"""

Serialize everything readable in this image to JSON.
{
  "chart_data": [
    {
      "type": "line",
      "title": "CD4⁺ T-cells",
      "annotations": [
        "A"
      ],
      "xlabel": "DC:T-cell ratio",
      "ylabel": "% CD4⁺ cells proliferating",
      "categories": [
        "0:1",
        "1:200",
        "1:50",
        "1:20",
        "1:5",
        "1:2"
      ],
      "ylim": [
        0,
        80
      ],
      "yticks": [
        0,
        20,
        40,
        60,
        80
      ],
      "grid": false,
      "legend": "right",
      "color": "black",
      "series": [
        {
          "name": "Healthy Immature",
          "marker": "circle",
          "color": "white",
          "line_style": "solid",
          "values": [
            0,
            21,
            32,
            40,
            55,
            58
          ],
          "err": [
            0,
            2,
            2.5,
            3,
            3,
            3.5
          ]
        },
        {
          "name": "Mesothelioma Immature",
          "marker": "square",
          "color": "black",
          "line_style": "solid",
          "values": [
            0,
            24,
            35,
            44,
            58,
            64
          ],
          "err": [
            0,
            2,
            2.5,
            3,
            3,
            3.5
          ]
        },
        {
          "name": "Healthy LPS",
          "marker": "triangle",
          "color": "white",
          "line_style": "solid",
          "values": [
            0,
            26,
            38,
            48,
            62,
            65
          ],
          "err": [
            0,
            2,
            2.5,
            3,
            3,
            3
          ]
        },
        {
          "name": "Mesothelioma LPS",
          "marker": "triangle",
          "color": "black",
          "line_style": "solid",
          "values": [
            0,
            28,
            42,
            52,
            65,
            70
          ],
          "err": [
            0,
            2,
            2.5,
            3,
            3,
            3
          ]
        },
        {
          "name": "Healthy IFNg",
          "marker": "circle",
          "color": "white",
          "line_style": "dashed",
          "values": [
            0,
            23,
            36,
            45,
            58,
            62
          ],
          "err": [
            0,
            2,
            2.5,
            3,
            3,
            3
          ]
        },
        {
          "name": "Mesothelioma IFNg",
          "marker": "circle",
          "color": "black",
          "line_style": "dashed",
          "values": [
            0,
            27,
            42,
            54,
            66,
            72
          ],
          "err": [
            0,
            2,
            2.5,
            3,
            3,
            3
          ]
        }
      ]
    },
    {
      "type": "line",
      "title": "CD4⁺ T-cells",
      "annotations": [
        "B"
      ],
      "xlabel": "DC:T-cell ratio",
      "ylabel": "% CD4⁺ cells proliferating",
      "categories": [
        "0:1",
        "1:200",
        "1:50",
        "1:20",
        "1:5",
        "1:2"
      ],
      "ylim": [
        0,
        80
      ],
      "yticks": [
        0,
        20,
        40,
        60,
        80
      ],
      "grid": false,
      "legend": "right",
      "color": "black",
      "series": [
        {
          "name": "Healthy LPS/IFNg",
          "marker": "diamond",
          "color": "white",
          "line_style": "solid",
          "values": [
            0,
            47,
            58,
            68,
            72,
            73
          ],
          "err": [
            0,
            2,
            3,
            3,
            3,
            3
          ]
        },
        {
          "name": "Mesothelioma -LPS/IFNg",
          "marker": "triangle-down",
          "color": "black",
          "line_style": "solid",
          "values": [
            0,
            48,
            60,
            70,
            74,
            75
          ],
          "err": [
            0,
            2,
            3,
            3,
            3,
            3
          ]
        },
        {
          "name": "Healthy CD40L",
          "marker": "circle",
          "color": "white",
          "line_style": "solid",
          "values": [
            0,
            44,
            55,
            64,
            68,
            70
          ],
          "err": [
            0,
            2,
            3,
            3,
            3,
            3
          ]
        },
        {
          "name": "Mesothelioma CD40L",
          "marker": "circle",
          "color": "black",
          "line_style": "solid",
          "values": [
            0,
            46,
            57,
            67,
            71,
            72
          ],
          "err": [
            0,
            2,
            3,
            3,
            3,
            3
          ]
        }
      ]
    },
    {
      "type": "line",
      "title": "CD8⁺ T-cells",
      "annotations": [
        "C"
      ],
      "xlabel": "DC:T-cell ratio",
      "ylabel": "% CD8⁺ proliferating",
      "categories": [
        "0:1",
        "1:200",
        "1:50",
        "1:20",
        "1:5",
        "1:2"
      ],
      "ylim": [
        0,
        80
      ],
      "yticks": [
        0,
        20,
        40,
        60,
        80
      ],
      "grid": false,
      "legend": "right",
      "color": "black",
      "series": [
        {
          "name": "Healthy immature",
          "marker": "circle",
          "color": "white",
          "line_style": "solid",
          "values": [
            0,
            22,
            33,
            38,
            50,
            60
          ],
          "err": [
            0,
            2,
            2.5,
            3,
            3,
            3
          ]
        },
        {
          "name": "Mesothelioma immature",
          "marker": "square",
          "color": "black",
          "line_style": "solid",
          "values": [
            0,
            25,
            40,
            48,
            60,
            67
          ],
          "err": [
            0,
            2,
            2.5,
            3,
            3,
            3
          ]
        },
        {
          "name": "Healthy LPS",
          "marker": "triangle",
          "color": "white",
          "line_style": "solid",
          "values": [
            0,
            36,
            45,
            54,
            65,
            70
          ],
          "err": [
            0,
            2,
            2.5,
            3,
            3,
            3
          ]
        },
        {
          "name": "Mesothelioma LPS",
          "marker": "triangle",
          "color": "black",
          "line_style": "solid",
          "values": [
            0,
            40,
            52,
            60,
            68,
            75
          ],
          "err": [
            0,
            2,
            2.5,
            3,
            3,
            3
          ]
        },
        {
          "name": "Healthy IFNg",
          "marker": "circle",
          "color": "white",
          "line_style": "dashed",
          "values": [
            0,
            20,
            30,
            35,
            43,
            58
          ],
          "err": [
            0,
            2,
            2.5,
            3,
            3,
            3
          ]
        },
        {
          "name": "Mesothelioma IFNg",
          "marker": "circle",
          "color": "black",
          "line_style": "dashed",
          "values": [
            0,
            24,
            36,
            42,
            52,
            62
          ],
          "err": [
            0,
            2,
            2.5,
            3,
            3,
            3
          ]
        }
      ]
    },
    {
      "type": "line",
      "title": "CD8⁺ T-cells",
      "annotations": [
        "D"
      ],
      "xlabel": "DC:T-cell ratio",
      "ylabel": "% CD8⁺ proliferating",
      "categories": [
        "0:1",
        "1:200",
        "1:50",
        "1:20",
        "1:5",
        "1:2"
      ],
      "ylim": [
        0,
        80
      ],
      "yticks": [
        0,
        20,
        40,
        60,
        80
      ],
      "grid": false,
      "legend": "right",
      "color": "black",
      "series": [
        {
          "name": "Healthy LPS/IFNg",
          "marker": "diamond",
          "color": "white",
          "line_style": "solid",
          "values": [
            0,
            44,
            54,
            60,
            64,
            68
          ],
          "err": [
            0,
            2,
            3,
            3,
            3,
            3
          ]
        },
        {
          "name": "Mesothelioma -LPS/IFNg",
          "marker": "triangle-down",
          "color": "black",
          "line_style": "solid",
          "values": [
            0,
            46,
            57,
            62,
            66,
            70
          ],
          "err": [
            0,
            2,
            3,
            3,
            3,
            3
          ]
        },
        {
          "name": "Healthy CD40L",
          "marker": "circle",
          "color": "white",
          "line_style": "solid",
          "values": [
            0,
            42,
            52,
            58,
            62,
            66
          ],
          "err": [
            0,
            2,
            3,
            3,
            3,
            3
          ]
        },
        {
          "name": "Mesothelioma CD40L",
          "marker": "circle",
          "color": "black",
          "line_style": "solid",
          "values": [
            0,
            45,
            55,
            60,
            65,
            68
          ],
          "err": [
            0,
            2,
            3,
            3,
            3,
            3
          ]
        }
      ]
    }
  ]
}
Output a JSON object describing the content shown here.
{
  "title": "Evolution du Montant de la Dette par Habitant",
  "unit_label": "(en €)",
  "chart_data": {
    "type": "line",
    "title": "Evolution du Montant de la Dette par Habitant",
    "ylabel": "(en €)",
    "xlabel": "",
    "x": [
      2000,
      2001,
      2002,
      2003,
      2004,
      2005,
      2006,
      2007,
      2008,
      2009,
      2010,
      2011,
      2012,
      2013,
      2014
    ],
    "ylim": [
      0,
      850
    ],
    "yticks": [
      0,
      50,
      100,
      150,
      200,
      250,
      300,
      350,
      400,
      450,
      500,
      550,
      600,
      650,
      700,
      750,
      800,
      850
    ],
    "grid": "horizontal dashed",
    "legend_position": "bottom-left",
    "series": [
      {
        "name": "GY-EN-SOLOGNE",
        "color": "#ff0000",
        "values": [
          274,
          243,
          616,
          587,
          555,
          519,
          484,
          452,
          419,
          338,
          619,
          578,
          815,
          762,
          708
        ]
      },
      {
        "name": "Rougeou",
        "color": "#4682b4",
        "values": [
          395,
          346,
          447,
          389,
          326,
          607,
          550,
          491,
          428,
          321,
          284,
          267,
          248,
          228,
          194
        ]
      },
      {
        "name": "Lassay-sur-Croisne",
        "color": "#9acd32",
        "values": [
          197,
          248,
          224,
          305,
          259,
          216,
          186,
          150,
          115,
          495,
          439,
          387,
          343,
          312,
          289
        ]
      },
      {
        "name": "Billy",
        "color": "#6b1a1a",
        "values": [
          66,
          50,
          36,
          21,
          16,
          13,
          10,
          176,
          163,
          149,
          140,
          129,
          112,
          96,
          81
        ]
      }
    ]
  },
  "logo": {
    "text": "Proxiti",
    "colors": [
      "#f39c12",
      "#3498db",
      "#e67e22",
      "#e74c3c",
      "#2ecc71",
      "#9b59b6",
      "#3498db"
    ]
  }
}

"""

TASK INSTRUCTIONS:
From the records above, copy each line in which the string "Habitant" occurs.

TASK RESULT:
  "title": "Evolution du Montant de la Dette par Habitant",
    "title": "Evolution du Montant de la Dette par Habitant",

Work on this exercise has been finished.